● Exercise brief
Across the data below, how many lines hold "text"? Answer with that number and nothing else.

● Listed entries
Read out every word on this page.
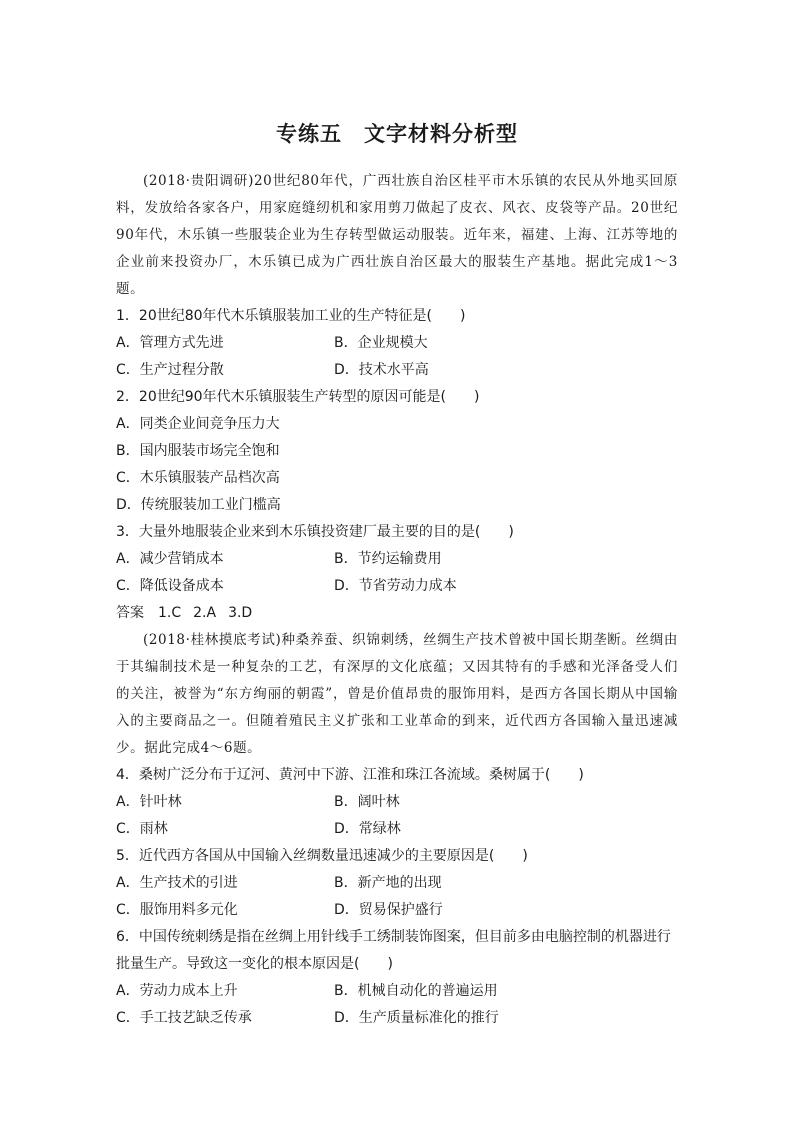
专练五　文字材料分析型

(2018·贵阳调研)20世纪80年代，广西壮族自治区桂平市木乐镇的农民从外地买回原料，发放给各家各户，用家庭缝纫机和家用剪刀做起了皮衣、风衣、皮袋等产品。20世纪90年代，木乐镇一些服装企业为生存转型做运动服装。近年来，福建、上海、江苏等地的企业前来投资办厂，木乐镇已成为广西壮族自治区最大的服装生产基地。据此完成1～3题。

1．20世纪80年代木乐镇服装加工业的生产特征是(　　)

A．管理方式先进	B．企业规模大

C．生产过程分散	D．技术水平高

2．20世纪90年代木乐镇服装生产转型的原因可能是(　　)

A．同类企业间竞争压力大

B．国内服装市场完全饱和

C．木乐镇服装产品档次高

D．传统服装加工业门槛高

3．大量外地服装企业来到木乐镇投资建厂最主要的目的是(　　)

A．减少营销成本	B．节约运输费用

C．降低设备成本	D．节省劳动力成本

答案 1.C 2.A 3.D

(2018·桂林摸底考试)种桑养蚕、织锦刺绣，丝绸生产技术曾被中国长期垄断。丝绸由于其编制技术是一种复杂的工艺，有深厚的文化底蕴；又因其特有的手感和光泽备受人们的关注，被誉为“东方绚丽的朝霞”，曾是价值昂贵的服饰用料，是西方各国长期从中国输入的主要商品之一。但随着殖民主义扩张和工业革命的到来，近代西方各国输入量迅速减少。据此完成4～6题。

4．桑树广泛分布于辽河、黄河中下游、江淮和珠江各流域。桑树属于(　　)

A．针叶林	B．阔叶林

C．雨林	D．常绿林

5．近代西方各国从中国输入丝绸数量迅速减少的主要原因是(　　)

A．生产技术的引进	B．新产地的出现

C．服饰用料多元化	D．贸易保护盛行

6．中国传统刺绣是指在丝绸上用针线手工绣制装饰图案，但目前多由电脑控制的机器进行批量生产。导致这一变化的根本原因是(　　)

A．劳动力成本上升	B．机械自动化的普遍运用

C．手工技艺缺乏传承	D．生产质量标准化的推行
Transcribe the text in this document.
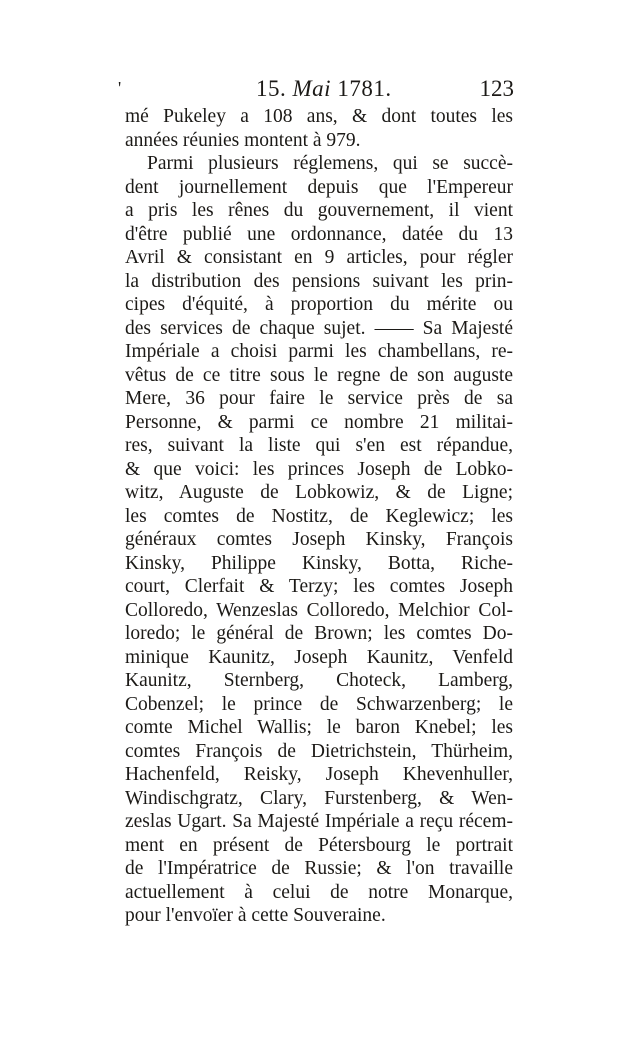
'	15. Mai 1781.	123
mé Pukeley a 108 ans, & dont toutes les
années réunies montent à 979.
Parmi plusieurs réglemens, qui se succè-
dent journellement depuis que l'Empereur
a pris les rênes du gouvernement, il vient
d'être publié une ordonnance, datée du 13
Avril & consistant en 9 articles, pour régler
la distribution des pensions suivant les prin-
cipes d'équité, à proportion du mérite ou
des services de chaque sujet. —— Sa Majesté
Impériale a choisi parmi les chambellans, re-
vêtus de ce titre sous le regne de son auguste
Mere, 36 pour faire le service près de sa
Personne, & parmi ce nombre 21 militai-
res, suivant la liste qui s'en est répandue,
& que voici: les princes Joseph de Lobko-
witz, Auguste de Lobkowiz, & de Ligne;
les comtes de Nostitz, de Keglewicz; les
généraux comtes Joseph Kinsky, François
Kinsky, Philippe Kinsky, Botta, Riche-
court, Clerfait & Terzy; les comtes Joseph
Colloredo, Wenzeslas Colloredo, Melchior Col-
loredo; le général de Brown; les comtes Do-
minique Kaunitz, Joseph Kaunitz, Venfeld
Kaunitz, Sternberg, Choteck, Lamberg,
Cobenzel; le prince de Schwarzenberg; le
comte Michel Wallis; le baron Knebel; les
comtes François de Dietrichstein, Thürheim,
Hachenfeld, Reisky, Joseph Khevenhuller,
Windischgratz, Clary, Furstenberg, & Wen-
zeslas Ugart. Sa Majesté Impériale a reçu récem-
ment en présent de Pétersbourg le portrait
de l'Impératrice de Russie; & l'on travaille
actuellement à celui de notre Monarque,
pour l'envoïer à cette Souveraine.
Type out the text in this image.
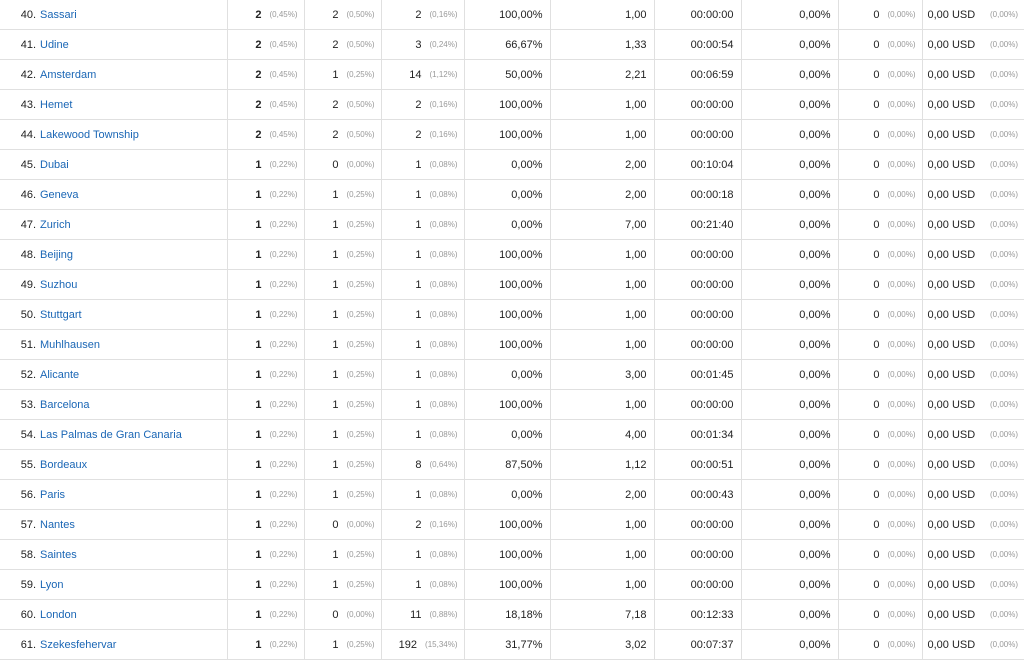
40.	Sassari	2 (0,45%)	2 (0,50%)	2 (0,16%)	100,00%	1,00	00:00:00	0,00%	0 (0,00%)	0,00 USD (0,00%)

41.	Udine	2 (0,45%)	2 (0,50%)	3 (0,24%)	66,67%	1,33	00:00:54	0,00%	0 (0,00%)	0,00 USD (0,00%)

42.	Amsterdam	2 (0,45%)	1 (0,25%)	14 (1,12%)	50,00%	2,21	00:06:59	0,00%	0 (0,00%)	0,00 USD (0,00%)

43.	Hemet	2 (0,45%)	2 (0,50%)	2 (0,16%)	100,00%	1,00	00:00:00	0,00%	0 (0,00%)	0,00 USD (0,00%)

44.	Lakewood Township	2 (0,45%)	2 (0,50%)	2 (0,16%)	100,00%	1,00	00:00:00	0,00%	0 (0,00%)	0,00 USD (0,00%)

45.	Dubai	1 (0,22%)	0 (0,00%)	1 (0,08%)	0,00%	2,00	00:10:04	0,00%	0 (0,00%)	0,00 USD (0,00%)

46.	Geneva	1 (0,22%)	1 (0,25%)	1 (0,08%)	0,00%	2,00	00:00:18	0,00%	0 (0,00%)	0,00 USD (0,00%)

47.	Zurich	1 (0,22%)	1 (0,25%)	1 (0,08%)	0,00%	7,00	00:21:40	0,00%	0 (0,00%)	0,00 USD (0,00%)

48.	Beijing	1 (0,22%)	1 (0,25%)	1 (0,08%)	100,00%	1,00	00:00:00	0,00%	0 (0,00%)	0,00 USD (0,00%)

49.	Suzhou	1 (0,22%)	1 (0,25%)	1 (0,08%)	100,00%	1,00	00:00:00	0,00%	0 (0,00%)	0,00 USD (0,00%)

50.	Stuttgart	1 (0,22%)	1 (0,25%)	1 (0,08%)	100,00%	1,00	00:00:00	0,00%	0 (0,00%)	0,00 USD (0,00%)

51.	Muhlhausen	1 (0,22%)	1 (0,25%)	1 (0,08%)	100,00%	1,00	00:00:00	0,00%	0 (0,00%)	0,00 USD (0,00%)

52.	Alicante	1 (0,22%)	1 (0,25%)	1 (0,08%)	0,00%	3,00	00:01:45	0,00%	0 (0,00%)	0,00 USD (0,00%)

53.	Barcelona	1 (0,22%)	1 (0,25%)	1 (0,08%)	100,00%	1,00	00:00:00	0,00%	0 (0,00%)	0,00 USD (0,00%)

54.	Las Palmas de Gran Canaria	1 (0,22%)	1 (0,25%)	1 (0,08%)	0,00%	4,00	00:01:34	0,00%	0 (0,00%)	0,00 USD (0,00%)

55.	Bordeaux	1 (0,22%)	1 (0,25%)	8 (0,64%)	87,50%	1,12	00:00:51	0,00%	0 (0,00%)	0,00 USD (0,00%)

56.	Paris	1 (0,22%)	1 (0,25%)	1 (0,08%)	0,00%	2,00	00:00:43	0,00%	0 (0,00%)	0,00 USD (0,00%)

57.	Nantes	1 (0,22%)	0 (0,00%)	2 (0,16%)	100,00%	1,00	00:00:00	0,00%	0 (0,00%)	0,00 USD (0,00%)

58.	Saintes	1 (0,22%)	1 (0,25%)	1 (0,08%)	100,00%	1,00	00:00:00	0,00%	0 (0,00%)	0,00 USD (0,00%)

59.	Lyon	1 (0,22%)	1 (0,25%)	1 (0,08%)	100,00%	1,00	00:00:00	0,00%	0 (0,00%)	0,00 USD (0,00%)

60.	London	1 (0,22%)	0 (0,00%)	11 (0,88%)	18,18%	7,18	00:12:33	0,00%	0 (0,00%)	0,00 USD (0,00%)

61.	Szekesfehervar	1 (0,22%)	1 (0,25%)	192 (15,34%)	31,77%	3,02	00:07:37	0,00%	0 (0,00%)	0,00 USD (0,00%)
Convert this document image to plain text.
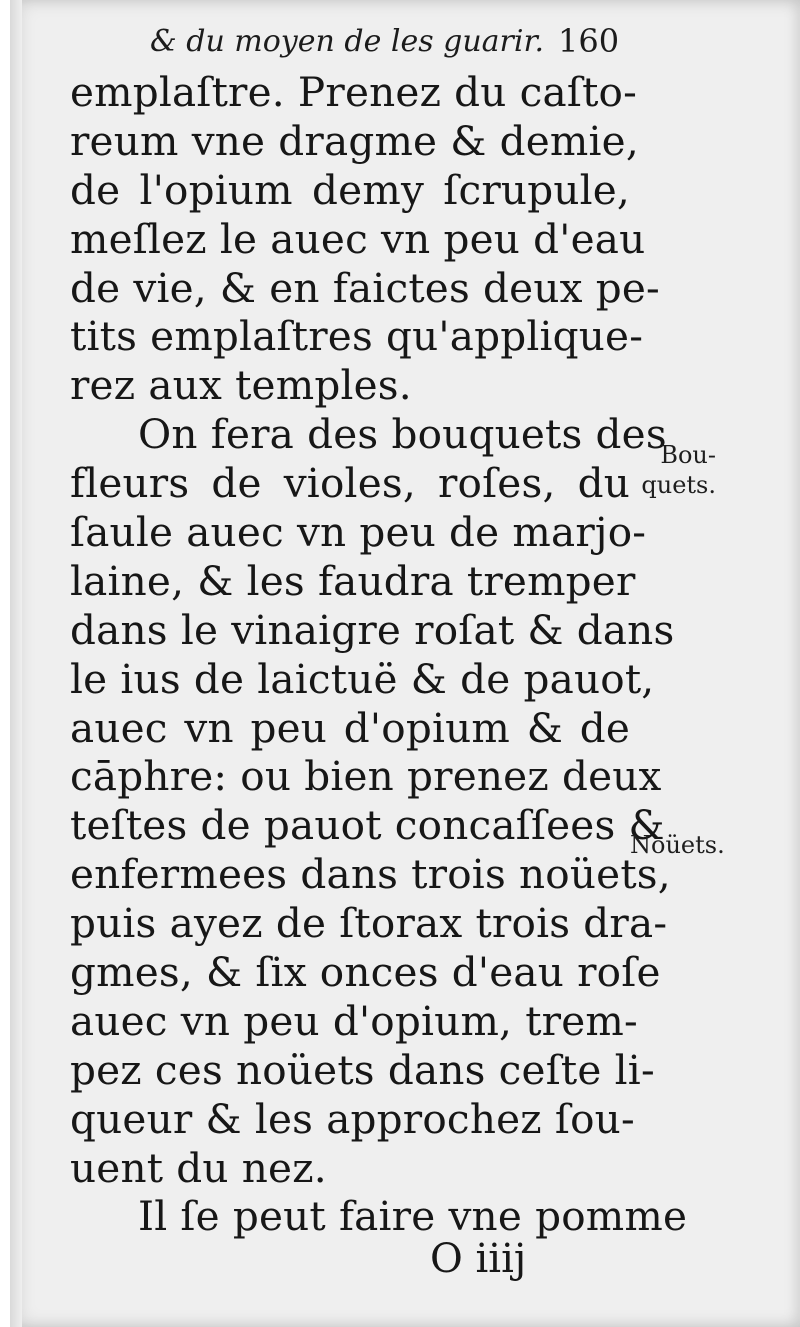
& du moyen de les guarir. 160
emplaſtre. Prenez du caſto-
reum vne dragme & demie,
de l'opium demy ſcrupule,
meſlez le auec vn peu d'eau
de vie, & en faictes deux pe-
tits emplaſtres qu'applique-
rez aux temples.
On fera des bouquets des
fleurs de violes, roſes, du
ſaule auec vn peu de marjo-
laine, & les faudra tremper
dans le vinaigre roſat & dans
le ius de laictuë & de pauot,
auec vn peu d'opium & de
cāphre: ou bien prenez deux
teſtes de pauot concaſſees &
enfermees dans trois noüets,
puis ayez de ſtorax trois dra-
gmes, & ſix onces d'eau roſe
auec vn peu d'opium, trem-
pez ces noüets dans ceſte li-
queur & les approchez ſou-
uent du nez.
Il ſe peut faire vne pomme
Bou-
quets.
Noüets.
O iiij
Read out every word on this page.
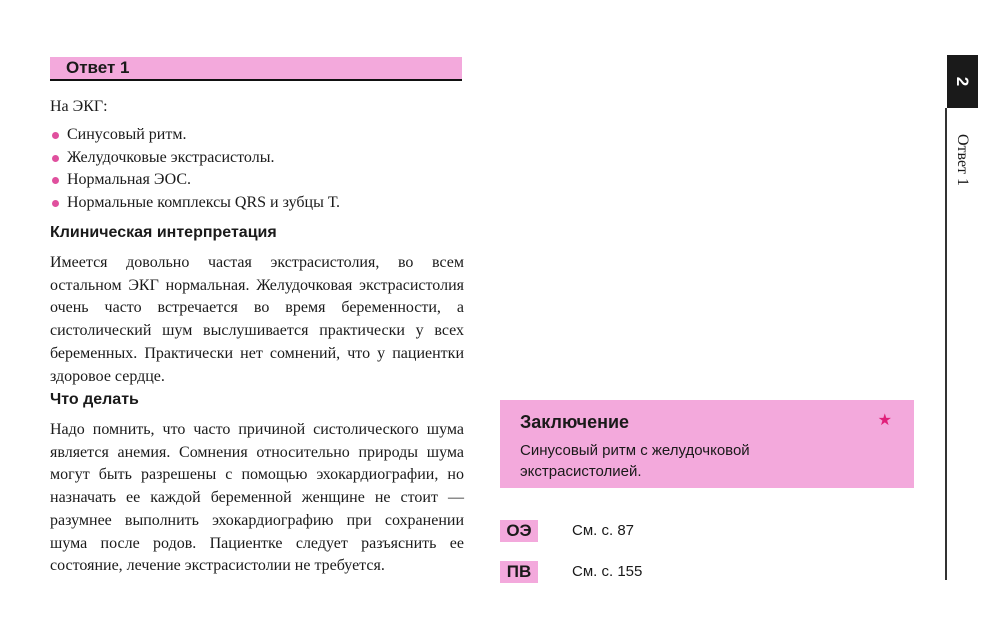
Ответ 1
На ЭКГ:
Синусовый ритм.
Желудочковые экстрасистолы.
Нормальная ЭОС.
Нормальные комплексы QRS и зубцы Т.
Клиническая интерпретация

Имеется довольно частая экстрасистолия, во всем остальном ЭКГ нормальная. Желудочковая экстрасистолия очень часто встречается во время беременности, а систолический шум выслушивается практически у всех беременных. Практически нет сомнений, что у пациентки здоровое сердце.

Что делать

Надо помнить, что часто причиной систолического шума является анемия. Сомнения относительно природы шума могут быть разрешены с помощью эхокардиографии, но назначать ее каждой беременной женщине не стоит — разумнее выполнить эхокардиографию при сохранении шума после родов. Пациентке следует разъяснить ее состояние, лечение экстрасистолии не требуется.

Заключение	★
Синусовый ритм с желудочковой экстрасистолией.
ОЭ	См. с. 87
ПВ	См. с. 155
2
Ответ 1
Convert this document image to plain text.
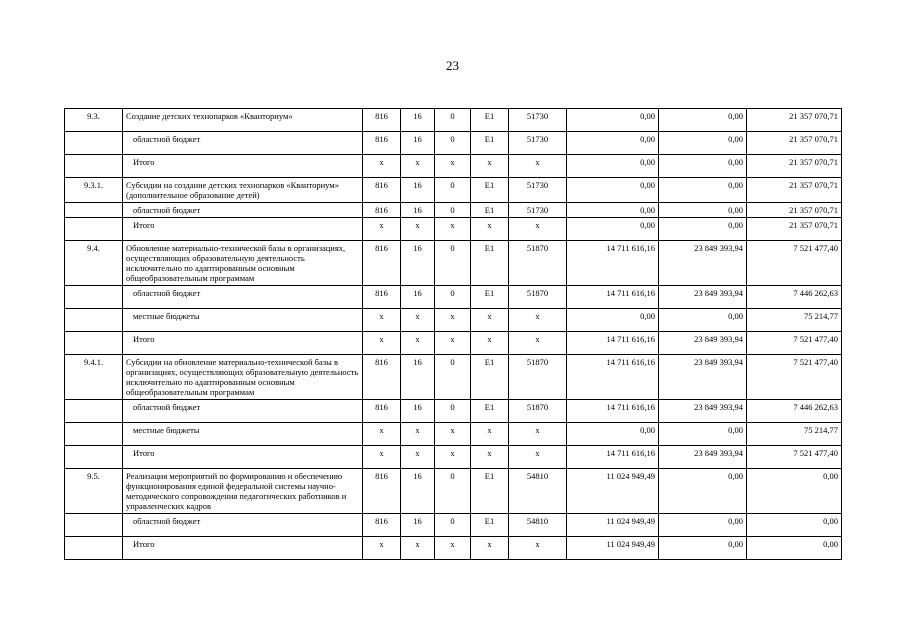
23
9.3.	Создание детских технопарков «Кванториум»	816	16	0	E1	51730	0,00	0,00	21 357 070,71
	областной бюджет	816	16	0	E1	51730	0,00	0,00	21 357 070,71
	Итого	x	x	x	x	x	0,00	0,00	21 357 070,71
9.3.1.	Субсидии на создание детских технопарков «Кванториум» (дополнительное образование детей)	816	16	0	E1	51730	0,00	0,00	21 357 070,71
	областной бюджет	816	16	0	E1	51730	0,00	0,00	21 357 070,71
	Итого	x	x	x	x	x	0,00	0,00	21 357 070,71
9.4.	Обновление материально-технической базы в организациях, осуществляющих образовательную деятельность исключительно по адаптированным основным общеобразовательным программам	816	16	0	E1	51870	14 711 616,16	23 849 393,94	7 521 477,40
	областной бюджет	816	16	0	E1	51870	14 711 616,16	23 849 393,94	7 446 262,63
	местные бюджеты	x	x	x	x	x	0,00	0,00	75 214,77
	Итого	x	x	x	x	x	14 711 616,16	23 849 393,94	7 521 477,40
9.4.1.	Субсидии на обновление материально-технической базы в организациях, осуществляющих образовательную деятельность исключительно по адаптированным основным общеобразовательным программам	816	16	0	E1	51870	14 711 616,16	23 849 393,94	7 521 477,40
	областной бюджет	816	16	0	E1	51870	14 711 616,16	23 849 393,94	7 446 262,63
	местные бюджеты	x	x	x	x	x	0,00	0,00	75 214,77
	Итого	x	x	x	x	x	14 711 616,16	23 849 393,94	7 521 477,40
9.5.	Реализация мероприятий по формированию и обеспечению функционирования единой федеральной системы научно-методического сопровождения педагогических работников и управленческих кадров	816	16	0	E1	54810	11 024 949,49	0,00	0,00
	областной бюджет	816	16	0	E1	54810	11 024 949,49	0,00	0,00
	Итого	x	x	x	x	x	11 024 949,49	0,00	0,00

● Answer
4